### Source document
- Calls for government intervention in tax relief, financial assistance and digitisation of border agencies
- But less optimistic on overall economic outlook
- Expect decline in export revenues by 40% or more this year
Sri Lankan exporters are cautiously optimistic on business continuity as a large number of firms have identified new business opportunities arising from the needs combating the COVID-19 pandemic, a survey carried out by USAID revealed.
Although the sentiment from the sector is upbeat, exporters expressed concerns on the impact on operations, cash flow, and productivity.
“They pressed for tax and financial relief, and digitisation of government services - particularly at border agencies - in order to recover losses caused by the lengthy halt to business activity in the country,” the USAID supported COVID-19 impact survey stated.
The survey was designed by the Economic Intelligence Unit of the Ceylon Chamber of Commerce (CCC) and the USAID ‘Partnership for Accelerating Results in Trade, National Expenditure and Revenue (PARTNER)’ project.
While majority of the businesses responded they were prepared to manage the impact of COVID-19, and 70 percent of the firms stated they already had a ‘Business Continuity Plan’ in place.
“Most had already begun automating their business processes prior to COVID-19, indicating they are fairly well-placed to manage the challenges of work from home,” the survey said.

Data records:
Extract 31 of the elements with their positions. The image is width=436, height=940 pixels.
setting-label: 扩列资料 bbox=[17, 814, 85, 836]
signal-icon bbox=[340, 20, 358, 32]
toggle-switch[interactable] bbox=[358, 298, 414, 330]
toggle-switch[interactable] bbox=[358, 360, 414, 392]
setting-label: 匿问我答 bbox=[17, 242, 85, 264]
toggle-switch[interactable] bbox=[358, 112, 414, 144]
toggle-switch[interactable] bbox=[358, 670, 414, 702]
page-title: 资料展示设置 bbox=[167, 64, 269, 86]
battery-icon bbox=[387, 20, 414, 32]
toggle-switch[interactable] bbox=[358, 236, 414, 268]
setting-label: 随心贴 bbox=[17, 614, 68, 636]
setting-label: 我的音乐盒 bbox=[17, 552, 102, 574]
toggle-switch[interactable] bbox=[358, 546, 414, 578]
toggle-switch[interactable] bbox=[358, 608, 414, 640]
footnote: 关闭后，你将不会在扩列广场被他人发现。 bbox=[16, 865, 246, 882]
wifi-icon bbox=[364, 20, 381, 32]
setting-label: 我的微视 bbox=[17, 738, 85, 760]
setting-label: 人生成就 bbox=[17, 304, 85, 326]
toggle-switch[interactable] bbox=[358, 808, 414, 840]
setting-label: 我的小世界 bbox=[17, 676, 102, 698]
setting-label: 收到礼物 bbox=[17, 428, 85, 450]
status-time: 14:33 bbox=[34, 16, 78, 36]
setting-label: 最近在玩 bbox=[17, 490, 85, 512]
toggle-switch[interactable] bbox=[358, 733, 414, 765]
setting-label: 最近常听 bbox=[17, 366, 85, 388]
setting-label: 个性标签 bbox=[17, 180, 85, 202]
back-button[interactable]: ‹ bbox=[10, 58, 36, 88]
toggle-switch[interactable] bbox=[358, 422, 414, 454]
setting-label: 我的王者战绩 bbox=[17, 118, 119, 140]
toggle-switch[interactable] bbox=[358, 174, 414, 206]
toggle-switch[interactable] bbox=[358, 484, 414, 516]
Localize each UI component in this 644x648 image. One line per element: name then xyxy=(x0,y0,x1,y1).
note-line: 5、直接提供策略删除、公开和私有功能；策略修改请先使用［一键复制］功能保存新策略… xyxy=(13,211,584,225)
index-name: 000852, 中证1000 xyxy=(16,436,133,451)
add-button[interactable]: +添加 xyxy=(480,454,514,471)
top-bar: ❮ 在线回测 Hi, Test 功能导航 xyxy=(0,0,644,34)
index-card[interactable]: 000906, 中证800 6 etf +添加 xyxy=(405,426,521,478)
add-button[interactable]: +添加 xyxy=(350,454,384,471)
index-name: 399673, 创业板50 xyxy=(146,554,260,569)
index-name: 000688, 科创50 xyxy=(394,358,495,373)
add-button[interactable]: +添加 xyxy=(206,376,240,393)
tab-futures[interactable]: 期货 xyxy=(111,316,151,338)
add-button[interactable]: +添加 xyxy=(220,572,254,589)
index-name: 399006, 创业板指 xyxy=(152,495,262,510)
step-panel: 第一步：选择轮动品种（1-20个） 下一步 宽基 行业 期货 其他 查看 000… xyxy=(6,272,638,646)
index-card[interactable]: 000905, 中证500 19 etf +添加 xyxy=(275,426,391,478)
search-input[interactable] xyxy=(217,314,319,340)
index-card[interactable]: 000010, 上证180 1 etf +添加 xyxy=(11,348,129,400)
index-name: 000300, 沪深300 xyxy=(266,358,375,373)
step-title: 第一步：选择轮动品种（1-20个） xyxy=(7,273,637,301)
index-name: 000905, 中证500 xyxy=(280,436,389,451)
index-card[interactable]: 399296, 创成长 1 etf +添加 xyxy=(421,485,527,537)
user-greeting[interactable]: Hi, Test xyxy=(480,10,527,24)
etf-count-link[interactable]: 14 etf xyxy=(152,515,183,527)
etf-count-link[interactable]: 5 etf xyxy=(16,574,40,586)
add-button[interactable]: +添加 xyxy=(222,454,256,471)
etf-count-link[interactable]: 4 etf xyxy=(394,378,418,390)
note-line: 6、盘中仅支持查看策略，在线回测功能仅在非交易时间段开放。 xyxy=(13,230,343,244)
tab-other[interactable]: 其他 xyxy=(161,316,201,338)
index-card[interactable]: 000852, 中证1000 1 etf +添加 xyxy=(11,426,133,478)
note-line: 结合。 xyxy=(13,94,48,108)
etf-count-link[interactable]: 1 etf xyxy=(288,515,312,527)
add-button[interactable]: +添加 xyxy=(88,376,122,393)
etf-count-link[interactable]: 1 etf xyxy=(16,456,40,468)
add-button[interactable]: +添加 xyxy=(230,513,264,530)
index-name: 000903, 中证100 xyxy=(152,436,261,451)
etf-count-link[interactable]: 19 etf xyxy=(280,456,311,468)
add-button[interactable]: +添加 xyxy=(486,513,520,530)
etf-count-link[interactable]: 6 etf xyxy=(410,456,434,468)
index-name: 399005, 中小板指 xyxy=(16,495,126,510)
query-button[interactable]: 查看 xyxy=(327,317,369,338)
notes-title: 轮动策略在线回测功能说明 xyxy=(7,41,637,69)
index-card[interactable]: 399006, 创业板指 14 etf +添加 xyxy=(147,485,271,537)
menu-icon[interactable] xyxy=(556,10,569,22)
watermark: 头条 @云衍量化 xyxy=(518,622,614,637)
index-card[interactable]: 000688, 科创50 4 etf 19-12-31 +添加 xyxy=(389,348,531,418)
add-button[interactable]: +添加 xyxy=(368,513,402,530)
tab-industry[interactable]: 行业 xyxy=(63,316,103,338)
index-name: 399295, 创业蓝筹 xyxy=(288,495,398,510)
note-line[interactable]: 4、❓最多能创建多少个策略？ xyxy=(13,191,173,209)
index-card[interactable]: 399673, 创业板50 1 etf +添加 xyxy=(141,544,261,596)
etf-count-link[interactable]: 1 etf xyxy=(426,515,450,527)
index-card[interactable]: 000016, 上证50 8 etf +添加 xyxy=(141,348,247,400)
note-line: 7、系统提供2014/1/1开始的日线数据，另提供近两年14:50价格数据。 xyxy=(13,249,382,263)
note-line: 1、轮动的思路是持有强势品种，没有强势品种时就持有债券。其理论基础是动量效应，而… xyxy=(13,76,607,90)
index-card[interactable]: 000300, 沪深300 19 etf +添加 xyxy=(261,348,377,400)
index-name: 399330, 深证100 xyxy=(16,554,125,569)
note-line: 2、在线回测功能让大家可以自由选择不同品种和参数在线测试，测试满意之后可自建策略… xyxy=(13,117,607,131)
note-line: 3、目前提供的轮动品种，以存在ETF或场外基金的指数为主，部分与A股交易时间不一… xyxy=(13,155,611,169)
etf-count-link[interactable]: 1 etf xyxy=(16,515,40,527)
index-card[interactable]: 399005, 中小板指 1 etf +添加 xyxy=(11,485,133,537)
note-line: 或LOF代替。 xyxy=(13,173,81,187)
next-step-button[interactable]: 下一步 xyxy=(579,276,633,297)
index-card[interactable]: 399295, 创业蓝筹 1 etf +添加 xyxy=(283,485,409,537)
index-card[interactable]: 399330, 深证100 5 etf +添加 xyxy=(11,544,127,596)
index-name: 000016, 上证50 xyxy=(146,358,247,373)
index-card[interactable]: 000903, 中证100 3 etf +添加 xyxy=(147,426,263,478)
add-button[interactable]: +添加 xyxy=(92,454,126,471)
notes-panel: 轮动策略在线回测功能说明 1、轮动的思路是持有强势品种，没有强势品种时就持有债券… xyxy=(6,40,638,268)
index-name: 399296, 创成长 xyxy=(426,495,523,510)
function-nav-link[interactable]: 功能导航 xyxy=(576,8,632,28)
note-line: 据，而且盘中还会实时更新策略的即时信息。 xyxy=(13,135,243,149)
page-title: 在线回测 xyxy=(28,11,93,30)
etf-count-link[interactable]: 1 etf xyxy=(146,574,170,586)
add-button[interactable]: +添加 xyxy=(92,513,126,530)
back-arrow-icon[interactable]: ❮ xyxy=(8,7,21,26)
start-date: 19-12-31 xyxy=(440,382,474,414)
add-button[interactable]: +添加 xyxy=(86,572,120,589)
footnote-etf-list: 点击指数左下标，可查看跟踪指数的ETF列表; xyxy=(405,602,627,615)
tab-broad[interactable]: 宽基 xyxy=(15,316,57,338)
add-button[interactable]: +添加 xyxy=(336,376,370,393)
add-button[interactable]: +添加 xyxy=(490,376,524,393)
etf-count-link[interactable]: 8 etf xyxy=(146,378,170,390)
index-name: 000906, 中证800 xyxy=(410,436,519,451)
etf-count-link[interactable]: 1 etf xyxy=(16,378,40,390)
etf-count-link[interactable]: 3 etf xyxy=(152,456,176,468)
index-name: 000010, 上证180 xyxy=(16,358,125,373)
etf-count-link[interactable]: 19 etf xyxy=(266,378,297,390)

### How to complete this task
Proceed with the article on the USAID survey of Sri Lankan exporters, continuing after its last sentence. None of the data records is needed here.

### Result of this exercise
Further, 63 percent of respondent firms had identified new opportunities to cater to increases in global demand arising from the pandemic. Large businesses were most likely to have identified new opportunities (67 percent) compared to SMEs (58 percent).
However, half of the respondents expected a decline in export revenues by 40 percent or more in 2020 thus most planned to apply for financial relief.
“Here, the prominence of female owned businesses planning to request for relief (80 percent) was apparent. Majority of the companies have applied for financial relief to meet working capital requirements, relative to debt moratoriums,” the survey stated.
With regard to outlook in the short term, in the area of employment, 26 percent of businesses anticipated a decline in full-time employees; 57 percent a dip in part-time employees, whereas 51 percent expected a drop in contractual employees.
On the outlook for export business, nearly half of the businesses expect a “severe” or “moderate” contraction in export business over the next three months, while over a 12-month period 36 percent expect high or moderate growth.
On the outlook of the overall economy, the survey revealed that businesses are less optimistic, with 83 percent perceiving severe or moderate contraction over the next three months and only 21 percent expecting high or moderate growth over a 12-month period.
The survey also highlighted that although export businesses were ready to bounce back, they had some key requests from the government.
Tax relief, financial assistance, and digitisation of border agencies were among the top three interventions requested from the government by large firms, SMEs and women-owned/led firms.
The COVID-19 Impact Survey was conducted over two weeks starting on May 4, 2020, and received responses from a representative mix of large firms and SMEs, including firms owned or led by women in 26 export segments.
The responses were primarily from senior-level executives, providing key strategic insights on the trade and labour market impacts of COVID-19.